> **What this task involves**
Among the lines below, list those containing the string "Century".

> **Exercise material**

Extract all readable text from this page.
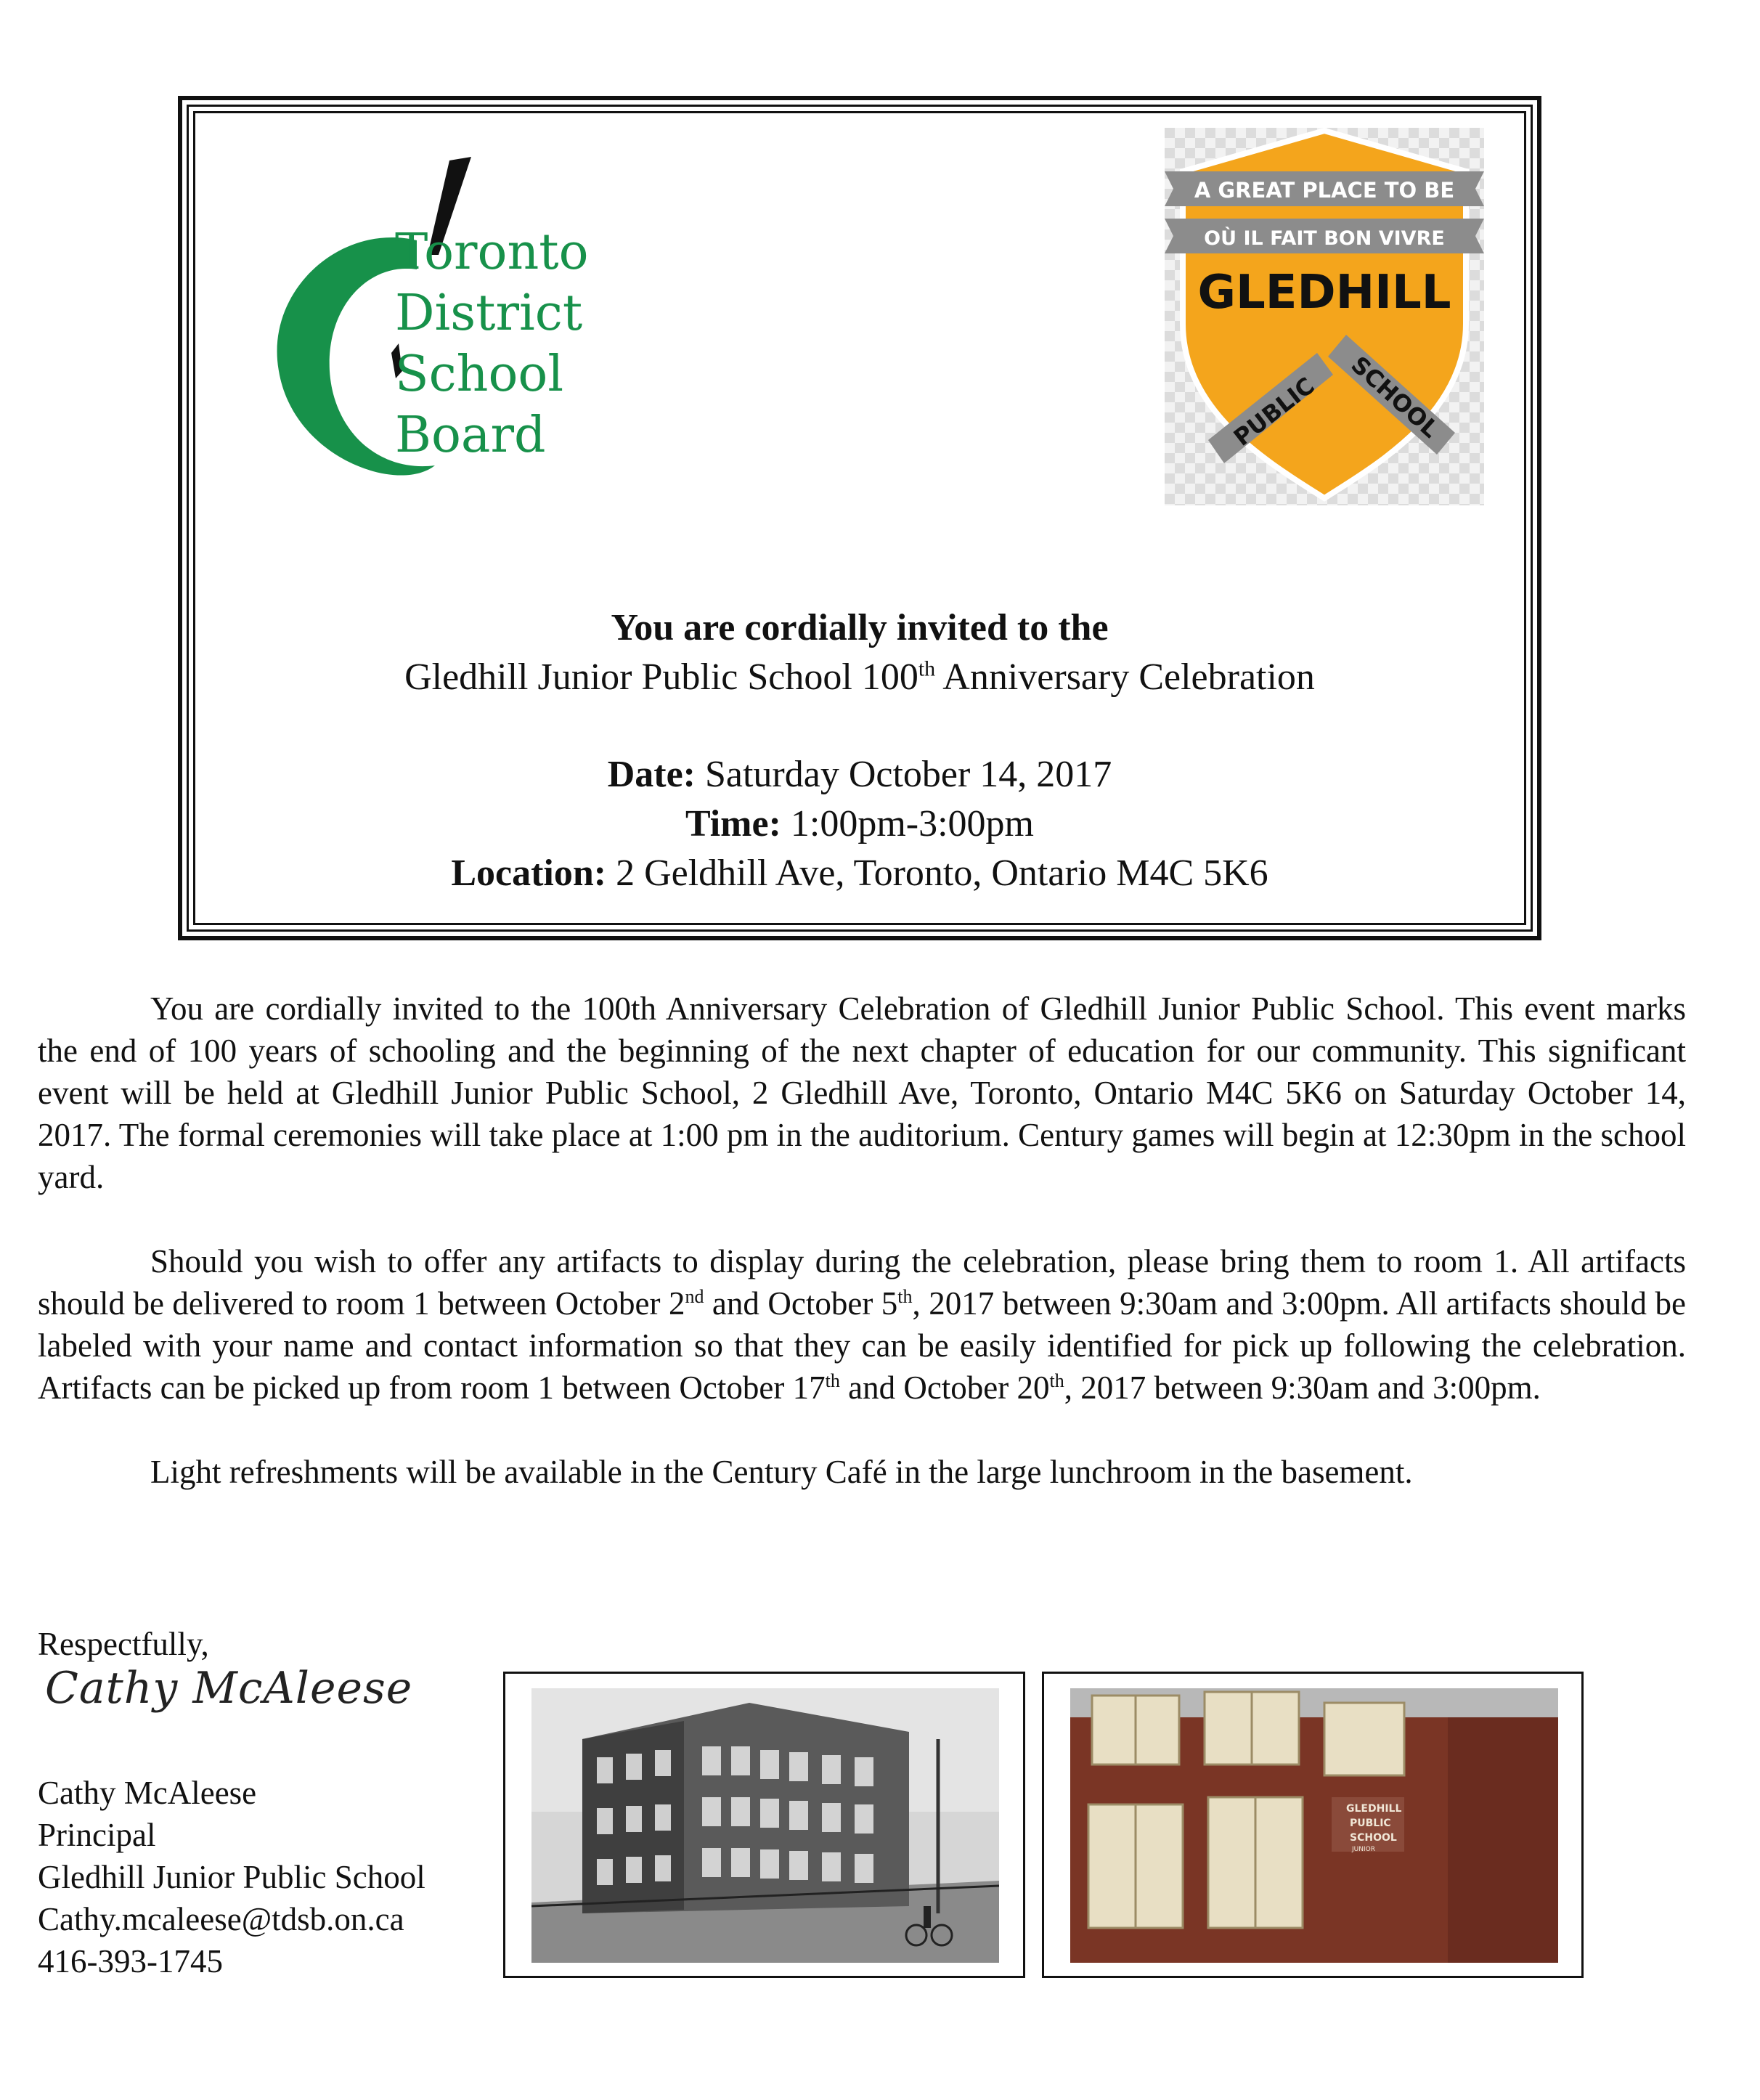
Toronto
District
School
Board
A GREAT PLACE TO BE
OÙ IL FAIT BON VIVRE
GLEDHILL
PUBLIC SCHOOL
You are cordially invited to the
Gledhill Junior Public School 100th Anniversary Celebration
Date: Saturday October 14, 2017
Time: 1:00pm-3:00pm
Location: 2 Geldhill Ave, Toronto, Ontario M4C 5K6

You are cordially invited to the 100th Anniversary Celebration of Gledhill Junior Public School. This event marks the end of 100 years of schooling and the beginning of the next chapter of education for our community. This significant event will be held at Gledhill Junior Public School, 2 Gledhill Ave, Toronto, Ontario M4C 5K6 on Saturday October 14, 2017. The formal ceremonies will take place at 1:00 pm in the auditorium. Century games will begin at 12:30pm in the school yard.

Should you wish to offer any artifacts to display during the celebration, please bring them to room 1. All artifacts should be delivered to room 1 between October 2nd and October 5th, 2017 between 9:30am and 3:00pm. All artifacts should be labeled with your name and contact information so that they can be easily identified for pick up following the celebration. Artifacts can be picked up from room 1 between October 17th and October 20th, 2017 between 9:30am and 3:00pm.

Light refreshments will be available in the Century Café in the large lunchroom in the basement.

Respectfully,
Cathy McAleese
Cathy McAleese
Principal
Gledhill Junior Public School
Cathy.mcaleese@tdsb.on.ca
416-393-1745
GLEDHILL
PUBLIC
SCHOOL
JUNIOR
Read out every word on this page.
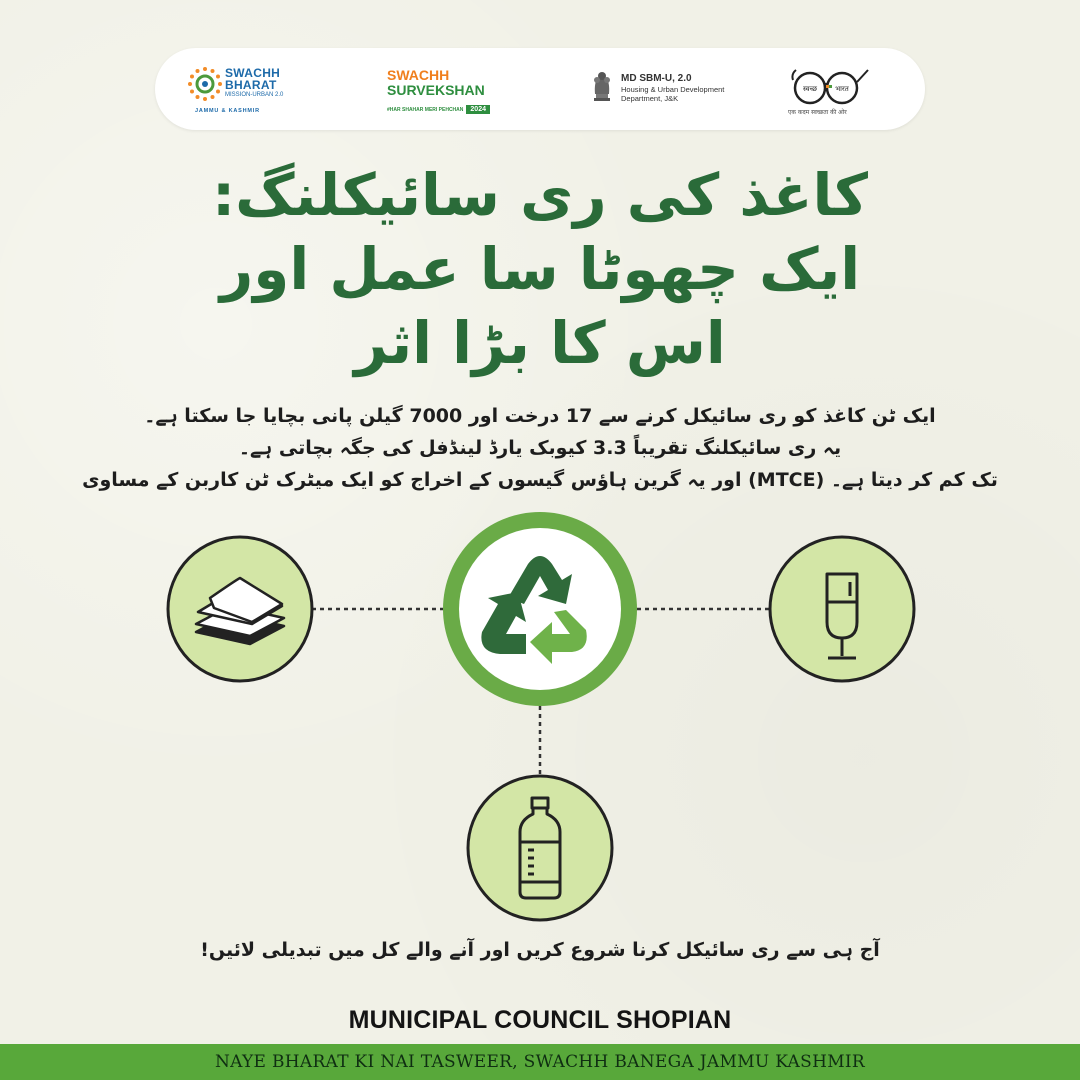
SWACHH
BHARAT
MISSION-URBAN 2.0
JAMMU & KASHMIR
SWACHH
SURVEKSHAN
#HAR SHAHAR MERI PEHCHAN 2024
MD SBM-U, 2.0
Housing & Urban Development
Department, J&K
स्वच्छ	भारत
एक कदम स्वच्छता की ओर
کاغذ کی ری سائیکلنگ:
ایک چھوٹا سا عمل اور
اس کا بڑا اثر
ایک ٹن کاغذ کو ری سائیکل کرنے سے 17 درخت اور 7000 گیلن پانی بچایا جا سکتا ہے۔
یہ ری سائیکلنگ تقریباً 3.3 کیوبک یارڈ لینڈفل کی جگہ بچاتی ہے۔
تک کم کر دیتا ہے۔ (MTCE) اور یہ گرین ہاؤس گیسوں کے اخراج کو ایک میٹرک ٹن کاربن کے مساوی
آج ہی سے ری سائیکل کرنا شروع کریں اور آنے والے کل میں تبدیلی لائیں!
MUNICIPAL COUNCIL SHOPIAN
NAYE BHARAT KI NAI TASWEER, SWACHH BANEGA JAMMU KASHMIR
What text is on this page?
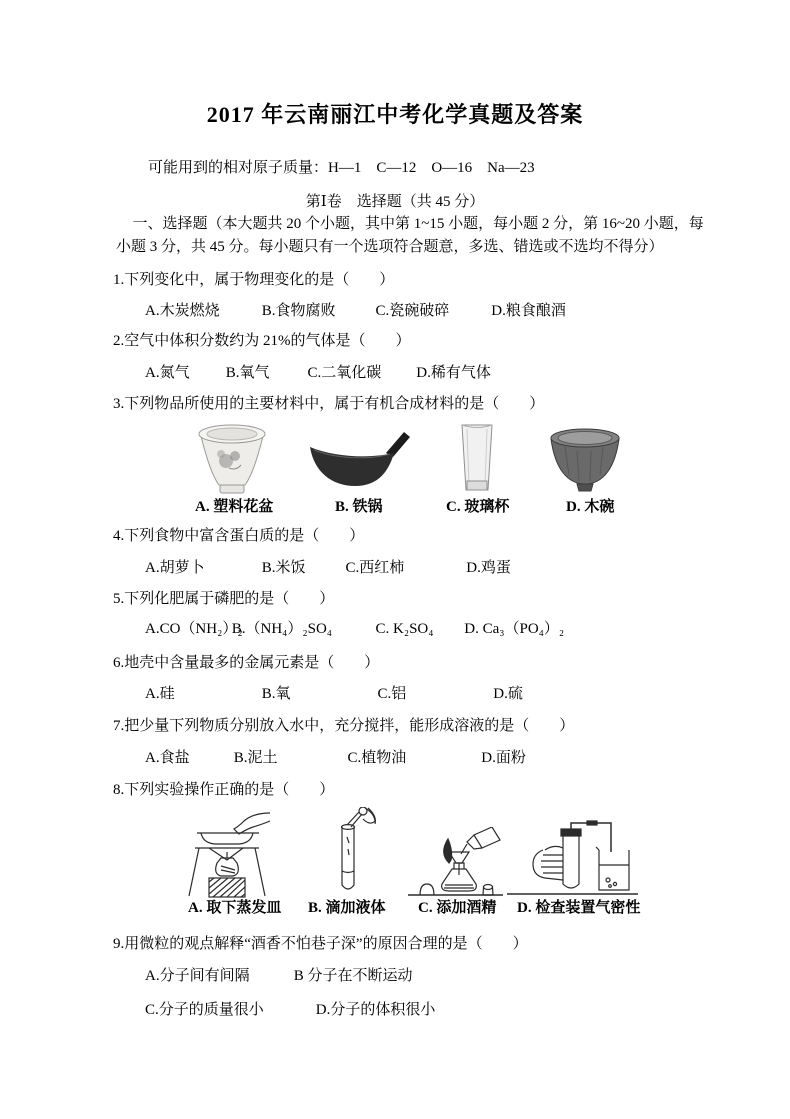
2017 年云南丽江中考化学真题及答案
可能用到的相对原子质量：H—1　C—12　O—16　Na—23
第Ⅰ卷　选择题（共 45 分）
一、选择题（本大题共 20 个小题，其中第 1~15 小题，每小题 2 分，第 16~20 小题，每小题 3 分，共 45 分。每小题只有一个选项符合题意，多选、错选或不选均不得分）
1.下列变化中，属于物理变化的是（　　）
A.木炭燃烧	B.食物腐败	C.瓷碗破碎	D.粮食酿酒
2.空气中体积分数约为 21%的气体是（　　）
A.氮气 B.氧气	C.二氧化碳 D.稀有气体
3.下列物品所使用的主要材料中，属于有机合成材料的是（　　）
A. 塑料花盆	B. 铁锅	C. 玻璃杯	D. 木碗
4.下列食物中富含蛋白质的是（　　）
A.胡萝卜	B.米饭	C.西红柿	D.鸡蛋
5.下列化肥属于磷肥的是（　　）
A.CO（NH₂）₂ B.（NH₄）₂SO₄	C. K₂SO₄ D. Ca₃（PO₄）₂
6.地壳中含量最多的金属元素是（　　）
A.硅	B.氧	C.铝	D.硫
7.把少量下列物质分别放入水中，充分搅拌，能形成溶液的是（　　）
A.食盐	B.泥土	C.植物油	D.面粉
8.下列实验操作正确的是（　　）
A. 取下蒸发皿 B. 滴加液体 C. 添加酒精 D. 检查装置气密性
9.用微粒的观点解释“酒香不怕巷子深”的原因合理的是（　　）
A.分子间有间隔	B 分子在不断运动
C.分子的质量很小	D.分子的体积很小
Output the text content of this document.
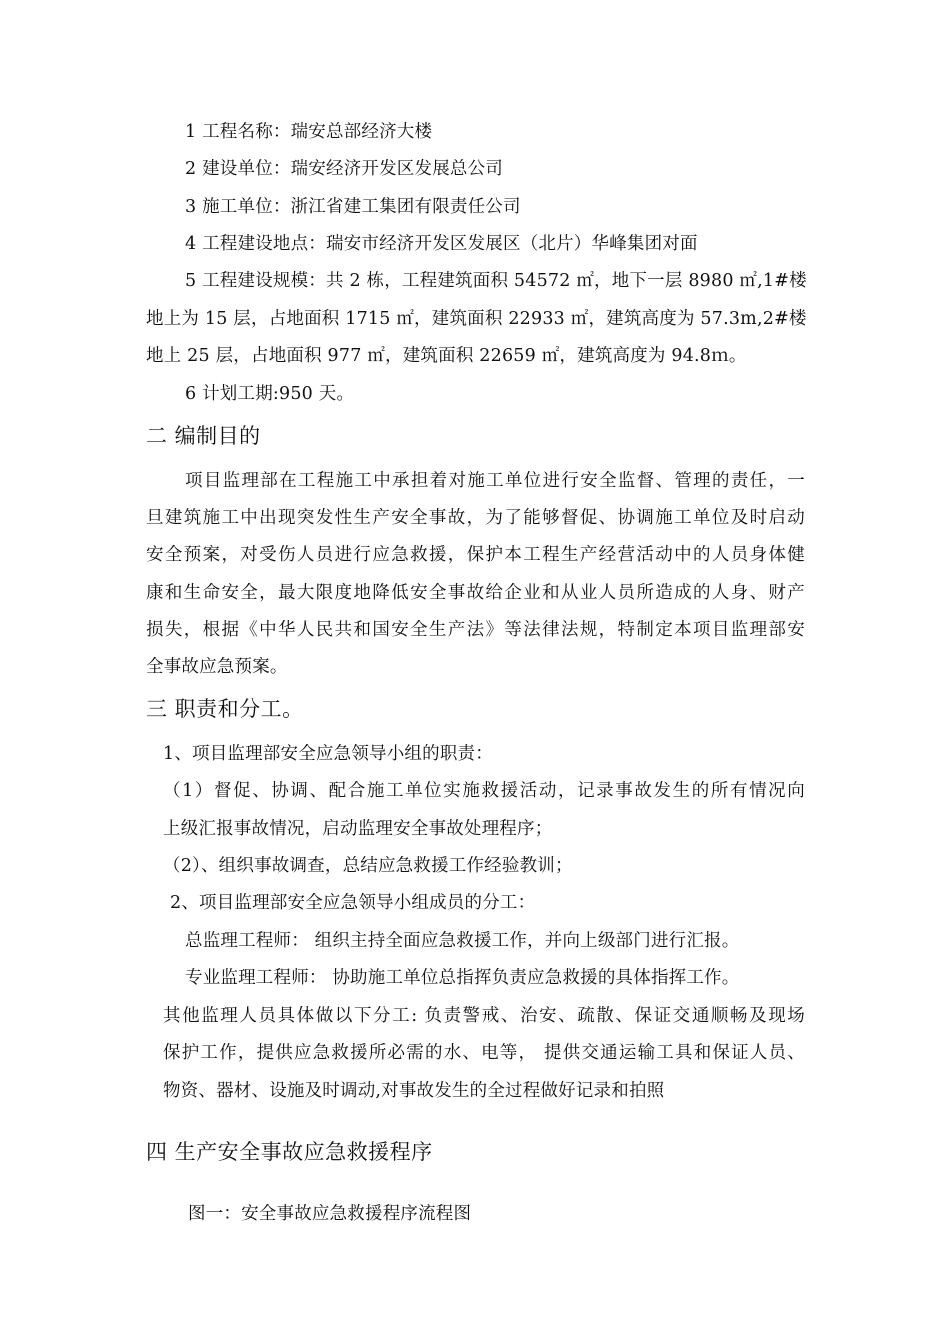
1 工程名称：瑞安总部经济大楼
2 建设单位：瑞安经济开发区发展总公司
3 施工单位：浙江省建工集团有限责任公司
4 工程建设地点：瑞安市经济开发区发展区（北片）华峰集团对面
5 工程建设规模：共 2 栋，工程建筑面积 54572 ㎡，地下一层 8980 ㎡,1#楼
地上为 15 层，占地面积 1715 ㎡，建筑面积 22933 ㎡，建筑高度为 57.3m,2#楼
地上 25 层，占地面积 977 ㎡，建筑面积 22659 ㎡，建筑高度为 94.8ｍ。
6 计划工期:950 天。
二 编制目的
项目监理部在工程施工中承担着对施工单位进行安全监督、管理的责任，一
旦建筑施工中出现突发性生产安全事故，为了能够督促、协调施工单位及时启动
安全预案，对受伤人员进行应急救援，保护本工程生产经营活动中的人员身体健
康和生命安全，最大限度地降低安全事故给企业和从业人员所造成的人身、财产
损失，根据《中华人民共和国安全生产法》等法律法规，特制定本项目监理部安
全事故应急预案。
三 职责和分工。
1、项目监理部安全应急领导小组的职责：
（1）督促、协调、配合施工单位实施救援活动，记录事故发生的所有情况向
上级汇报事故情况，启动监理安全事故处理程序；
（2）、组织事故调查，总结应急救援工作经验教训；
2、项目监理部安全应急领导小组成员的分工：
总监理工程师： 组织主持全面应急救援工作，并向上级部门进行汇报。
专业监理工程师： 协助施工单位总指挥负责应急救援的具体指挥工作。
其他监理人员具体做以下分工: 负责警戒、治安、疏散、保证交通顺畅及现场
保护工作，提供应急救援所必需的水、电等， 提供交通运输工具和保证人员、
物资、器材、设施及时调动,对事故发生的全过程做好记录和拍照
四 生产安全事故应急救援程序
图一：安全事故应急救援程序流程图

> **Solution to this task**
You are cordially invited to the 100th Anniversary Celebration of Gledhill Junior Public School. This event marks the end of 100 years of schooling and the beginning of the next chapter of education for our community. This significant event will be held at Gledhill Junior Public School, 2 Gledhill Ave, Toronto, Ontario M4C 5K6 on Saturday October 14, 2017. The formal ceremonies will take place at 1:00 pm in the auditorium. Century games will begin at 12:30pm in the school yard.
Light refreshments will be available in the Century Café in the large lunchroom in the basement.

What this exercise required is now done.